**What this task involves:** Copy the data precisely, keeping every character.

>>>

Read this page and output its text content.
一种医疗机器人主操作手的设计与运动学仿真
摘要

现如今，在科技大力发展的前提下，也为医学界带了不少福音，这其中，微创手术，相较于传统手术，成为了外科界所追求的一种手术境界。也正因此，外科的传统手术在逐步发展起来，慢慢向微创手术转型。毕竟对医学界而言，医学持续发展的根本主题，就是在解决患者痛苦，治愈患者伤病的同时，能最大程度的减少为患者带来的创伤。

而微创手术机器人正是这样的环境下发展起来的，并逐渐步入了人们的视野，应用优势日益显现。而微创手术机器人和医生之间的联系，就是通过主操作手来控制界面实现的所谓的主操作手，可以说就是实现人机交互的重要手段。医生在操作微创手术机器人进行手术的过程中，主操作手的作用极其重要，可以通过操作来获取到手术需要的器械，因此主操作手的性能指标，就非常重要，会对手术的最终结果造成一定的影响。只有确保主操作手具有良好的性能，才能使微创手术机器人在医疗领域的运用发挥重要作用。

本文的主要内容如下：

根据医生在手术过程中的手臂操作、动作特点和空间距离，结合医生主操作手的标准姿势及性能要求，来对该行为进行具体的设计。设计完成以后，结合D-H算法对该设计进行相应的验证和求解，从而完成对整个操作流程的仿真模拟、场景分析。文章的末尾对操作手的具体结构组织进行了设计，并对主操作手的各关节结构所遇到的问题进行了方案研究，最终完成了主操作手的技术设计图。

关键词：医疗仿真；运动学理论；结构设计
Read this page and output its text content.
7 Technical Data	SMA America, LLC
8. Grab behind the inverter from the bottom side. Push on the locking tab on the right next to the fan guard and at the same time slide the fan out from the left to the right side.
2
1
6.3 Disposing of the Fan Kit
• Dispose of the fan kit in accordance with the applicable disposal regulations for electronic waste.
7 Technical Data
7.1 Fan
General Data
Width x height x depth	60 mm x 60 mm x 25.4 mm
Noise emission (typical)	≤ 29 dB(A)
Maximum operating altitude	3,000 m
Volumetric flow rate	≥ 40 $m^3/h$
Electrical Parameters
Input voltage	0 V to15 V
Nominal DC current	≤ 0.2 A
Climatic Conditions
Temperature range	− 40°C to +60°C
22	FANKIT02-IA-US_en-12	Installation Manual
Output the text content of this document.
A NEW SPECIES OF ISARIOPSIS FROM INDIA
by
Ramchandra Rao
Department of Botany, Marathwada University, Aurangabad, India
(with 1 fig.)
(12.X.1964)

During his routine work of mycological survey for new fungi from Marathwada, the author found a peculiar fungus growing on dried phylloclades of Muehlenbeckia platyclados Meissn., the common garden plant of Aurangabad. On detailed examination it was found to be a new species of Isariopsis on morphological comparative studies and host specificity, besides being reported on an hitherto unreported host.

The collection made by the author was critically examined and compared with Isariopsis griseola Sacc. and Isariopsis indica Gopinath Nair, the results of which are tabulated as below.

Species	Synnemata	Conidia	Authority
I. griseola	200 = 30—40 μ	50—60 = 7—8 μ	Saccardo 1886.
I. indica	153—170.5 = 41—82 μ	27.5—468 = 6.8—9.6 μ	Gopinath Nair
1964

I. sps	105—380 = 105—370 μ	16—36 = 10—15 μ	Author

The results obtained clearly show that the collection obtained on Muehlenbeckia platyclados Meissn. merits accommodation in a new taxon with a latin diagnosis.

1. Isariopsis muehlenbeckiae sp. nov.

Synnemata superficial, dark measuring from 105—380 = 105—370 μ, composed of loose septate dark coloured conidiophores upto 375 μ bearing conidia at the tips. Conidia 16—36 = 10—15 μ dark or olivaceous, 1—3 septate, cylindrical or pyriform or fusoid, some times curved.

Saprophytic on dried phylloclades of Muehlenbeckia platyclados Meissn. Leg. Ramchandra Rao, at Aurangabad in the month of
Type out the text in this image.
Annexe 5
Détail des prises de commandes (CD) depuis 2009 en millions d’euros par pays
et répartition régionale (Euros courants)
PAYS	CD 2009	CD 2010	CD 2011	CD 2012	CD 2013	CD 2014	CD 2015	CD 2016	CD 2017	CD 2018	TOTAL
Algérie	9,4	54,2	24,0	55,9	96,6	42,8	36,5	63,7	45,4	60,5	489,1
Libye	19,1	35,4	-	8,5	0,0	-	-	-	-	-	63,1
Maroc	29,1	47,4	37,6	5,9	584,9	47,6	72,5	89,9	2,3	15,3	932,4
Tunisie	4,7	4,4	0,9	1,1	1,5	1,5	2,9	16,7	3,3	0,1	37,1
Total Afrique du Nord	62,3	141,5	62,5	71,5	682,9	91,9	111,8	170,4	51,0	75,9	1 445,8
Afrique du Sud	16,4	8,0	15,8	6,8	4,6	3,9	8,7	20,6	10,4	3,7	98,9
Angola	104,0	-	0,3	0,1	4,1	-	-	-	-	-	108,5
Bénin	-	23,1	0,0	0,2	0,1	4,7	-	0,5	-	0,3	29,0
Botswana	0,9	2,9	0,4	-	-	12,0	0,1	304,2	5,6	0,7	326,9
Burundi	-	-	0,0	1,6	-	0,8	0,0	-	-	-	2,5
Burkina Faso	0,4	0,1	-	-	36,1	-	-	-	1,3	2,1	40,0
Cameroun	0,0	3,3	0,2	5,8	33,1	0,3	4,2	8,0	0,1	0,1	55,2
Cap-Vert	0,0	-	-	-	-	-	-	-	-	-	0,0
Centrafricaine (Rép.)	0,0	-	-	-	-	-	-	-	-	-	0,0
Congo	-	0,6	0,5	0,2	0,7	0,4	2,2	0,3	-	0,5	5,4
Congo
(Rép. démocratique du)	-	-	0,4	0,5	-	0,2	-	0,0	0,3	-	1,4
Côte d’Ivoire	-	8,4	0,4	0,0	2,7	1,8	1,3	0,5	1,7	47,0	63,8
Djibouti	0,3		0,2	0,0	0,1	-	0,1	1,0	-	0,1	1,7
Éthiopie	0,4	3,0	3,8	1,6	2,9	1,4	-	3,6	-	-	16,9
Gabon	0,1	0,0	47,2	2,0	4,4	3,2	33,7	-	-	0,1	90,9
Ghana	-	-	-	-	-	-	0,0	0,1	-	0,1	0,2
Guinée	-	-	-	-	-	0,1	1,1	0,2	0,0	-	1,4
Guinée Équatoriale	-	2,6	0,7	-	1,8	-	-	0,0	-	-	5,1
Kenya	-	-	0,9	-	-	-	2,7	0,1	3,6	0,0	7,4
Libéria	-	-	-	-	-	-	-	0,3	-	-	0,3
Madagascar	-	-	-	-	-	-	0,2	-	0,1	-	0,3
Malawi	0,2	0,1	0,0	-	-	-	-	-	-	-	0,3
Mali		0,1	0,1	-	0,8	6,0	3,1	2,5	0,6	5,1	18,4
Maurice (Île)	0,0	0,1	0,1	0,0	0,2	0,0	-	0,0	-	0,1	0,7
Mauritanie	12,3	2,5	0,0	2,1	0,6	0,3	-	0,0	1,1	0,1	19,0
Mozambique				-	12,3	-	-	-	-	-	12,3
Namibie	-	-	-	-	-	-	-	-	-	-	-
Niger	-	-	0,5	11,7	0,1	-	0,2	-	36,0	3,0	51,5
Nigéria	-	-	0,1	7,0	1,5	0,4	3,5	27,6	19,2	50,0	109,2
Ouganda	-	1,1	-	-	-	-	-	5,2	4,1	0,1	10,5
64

<<<

**Solution to this task:**
Read this page and output its text content.
一种医疗机器人主操作手的设计与运动学仿真
摘要

现如今，在科技大力发展的前提下，也为医学界带了不少福音，这其中，微创手术，相较于传统手术，成为了外科界所追求的一种手术境界。也正因此，外科的传统手术在逐步发展起来，慢慢向微创手术转型。毕竟对医学界而言，医学持续发展的根本主题，就是在解决患者痛苦，治愈患者伤病的同时，能最大程度的减少为患者带来的创伤。

而微创手术机器人正是这样的环境下发展起来的，并逐渐步入了人们的视野，应用优势日益显现。而微创手术机器人和医生之间的联系，就是通过主操作手来控制界面实现的所谓的主操作手，可以说就是实现人机交互的重要手段。医生在操作微创手术机器人进行手术的过程中，主操作手的作用极其重要，可以通过操作来获取到手术需要的器械，因此主操作手的性能指标，就非常重要，会对手术的最终结果造成一定的影响。只有确保主操作手具有良好的性能，才能使微创手术机器人在医疗领域的运用发挥重要作用。

本文的主要内容如下：

根据医生在手术过程中的手臂操作、动作特点和空间距离，结合医生主操作手的标准姿势及性能要求，来对该行为进行具体的设计。设计完成以后，结合D-H算法对该设计进行相应的验证和求解，从而完成对整个操作流程的仿真模拟、场景分析。文章的末尾对操作手的具体结构组织进行了设计，并对主操作手的各关节结构所遇到的问题进行了方案研究，最终完成了主操作手的技术设计图。

关键词：医疗仿真；运动学理论；结构设计
Read this page and output its text content.
7 Technical Data	SMA America, LLC
8. Grab behind the inverter from the bottom side. Push on the locking tab on the right next to the fan guard and at the same time slide the fan out from the left to the right side.
2
1
6.3 Disposing of the Fan Kit
• Dispose of the fan kit in accordance with the applicable disposal regulations for electronic waste.
7 Technical Data
7.1 Fan
General Data
Width x height x depth	60 mm x 60 mm x 25.4 mm
Noise emission (typical)	≤ 29 dB(A)
Maximum operating altitude	3,000 m
Volumetric flow rate	≥ 40 $m^3/h$
Electrical Parameters
Input voltage	0 V to15 V
Nominal DC current	≤ 0.2 A
Climatic Conditions
Temperature range	− 40°C to +60°C
22	FANKIT02-IA-US_en-12	Installation Manual
Output the text content of this document.
A NEW SPECIES OF ISARIOPSIS FROM INDIA
by
Ramchandra Rao
Department of Botany, Marathwada University, Aurangabad, India
(with 1 fig.)
(12.X.1964)

During his routine work of mycological survey for new fungi from Marathwada, the author found a peculiar fungus growing on dried phylloclades of Muehlenbeckia platyclados Meissn., the common garden plant of Aurangabad. On detailed examination it was found to be a new species of Isariopsis on morphological comparative studies and host specificity, besides being reported on an hitherto unreported host.

The collection made by the author was critically examined and compared with Isariopsis griseola Sacc. and Isariopsis indica Gopinath Nair, the results of which are tabulated as below.

Species	Synnemata	Conidia	Authority
I. griseola	200 = 30—40 μ	50—60 = 7—8 μ	Saccardo 1886.
I. indica	153—170.5 = 41—82 μ	27.5—468 = 6.8—9.6 μ	Gopinath Nair
1964

I. sps	105—380 = 105—370 μ	16—36 = 10—15 μ	Author

The results obtained clearly show that the collection obtained on Muehlenbeckia platyclados Meissn. merits accommodation in a new taxon with a latin diagnosis.

1. Isariopsis muehlenbeckiae sp. nov.

Synnemata superficial, dark measuring from 105—380 = 105—370 μ, composed of loose septate dark coloured conidiophores upto 375 μ bearing conidia at the tips. Conidia 16—36 = 10—15 μ dark or olivaceous, 1—3 septate, cylindrical or pyriform or fusoid, some times curved.

Saprophytic on dried phylloclades of Muehlenbeckia platyclados Meissn. Leg. Ramchandra Rao, at Aurangabad in the month of
Type out the text in this image.
Annexe 5
Détail des prises de commandes (CD) depuis 2009 en millions d’euros par pays
et répartition régionale (Euros courants)
PAYS	CD 2009	CD 2010	CD 2011	CD 2012	CD 2013	CD 2014	CD 2015	CD 2016	CD 2017	CD 2018	TOTAL
Algérie	9,4	54,2	24,0	55,9	96,6	42,8	36,5	63,7	45,4	60,5	489,1
Libye	19,1	35,4	-	8,5	0,0	-	-	-	-	-	63,1
Maroc	29,1	47,4	37,6	5,9	584,9	47,6	72,5	89,9	2,3	15,3	932,4
Tunisie	4,7	4,4	0,9	1,1	1,5	1,5	2,9	16,7	3,3	0,1	37,1
Total Afrique du Nord	62,3	141,5	62,5	71,5	682,9	91,9	111,8	170,4	51,0	75,9	1 445,8
Afrique du Sud	16,4	8,0	15,8	6,8	4,6	3,9	8,7	20,6	10,4	3,7	98,9
Angola	104,0	-	0,3	0,1	4,1	-	-	-	-	-	108,5
Bénin	-	23,1	0,0	0,2	0,1	4,7	-	0,5	-	0,3	29,0
Botswana	0,9	2,9	0,4	-	-	12,0	0,1	304,2	5,6	0,7	326,9
Burundi	-	-	0,0	1,6	-	0,8	0,0	-	-	-	2,5
Burkina Faso	0,4	0,1	-	-	36,1	-	-	-	1,3	2,1	40,0
Cameroun	0,0	3,3	0,2	5,8	33,1	0,3	4,2	8,0	0,1	0,1	55,2
Cap-Vert	0,0	-	-	-	-	-	-	-	-	-	0,0
Centrafricaine (Rép.)	0,0	-	-	-	-	-	-	-	-	-	0,0
Congo	-	0,6	0,5	0,2	0,7	0,4	2,2	0,3	-	0,5	5,4
Congo
(Rép. démocratique du)	-	-	0,4	0,5	-	0,2	-	0,0	0,3	-	1,4
Côte d’Ivoire	-	8,4	0,4	0,0	2,7	1,8	1,3	0,5	1,7	47,0	63,8
Djibouti	0,3		0,2	0,0	0,1	-	0,1	1,0	-	0,1	1,7
Éthiopie	0,4	3,0	3,8	1,6	2,9	1,4	-	3,6	-	-	16,9
Gabon	0,1	0,0	47,2	2,0	4,4	3,2	33,7	-	-	0,1	90,9
Ghana	-	-	-	-	-	-	0,0	0,1	-	0,1	0,2
Guinée	-	-	-	-	-	0,1	1,1	0,2	0,0	-	1,4
Guinée Équatoriale	-	2,6	0,7	-	1,8	-	-	0,0	-	-	5,1
Kenya	-	-	0,9	-	-	-	2,7	0,1	3,6	0,0	7,4
Libéria	-	-	-	-	-	-	-	0,3	-	-	0,3
Madagascar	-	-	-	-	-	-	0,2	-	0,1	-	0,3
Malawi	0,2	0,1	0,0	-	-	-	-	-	-	-	0,3
Mali		0,1	0,1	-	0,8	6,0	3,1	2,5	0,6	5,1	18,4
Maurice (Île)	0,0	0,1	0,1	0,0	0,2	0,0	-	0,0	-	0,1	0,7
Mauritanie	12,3	2,5	0,0	2,1	0,6	0,3	-	0,0	1,1	0,1	19,0
Mozambique				-	12,3	-	-	-	-	-	12,3
Namibie	-	-	-	-	-	-	-	-	-	-	-
Niger	-	-	0,5	11,7	0,1	-	0,2	-	36,0	3,0	51,5
Nigéria	-	-	0,1	7,0	1,5	0,4	3,5	27,6	19,2	50,0	109,2
Ouganda	-	1,1	-	-	-	-	-	5,2	4,1	0,1	10,5
64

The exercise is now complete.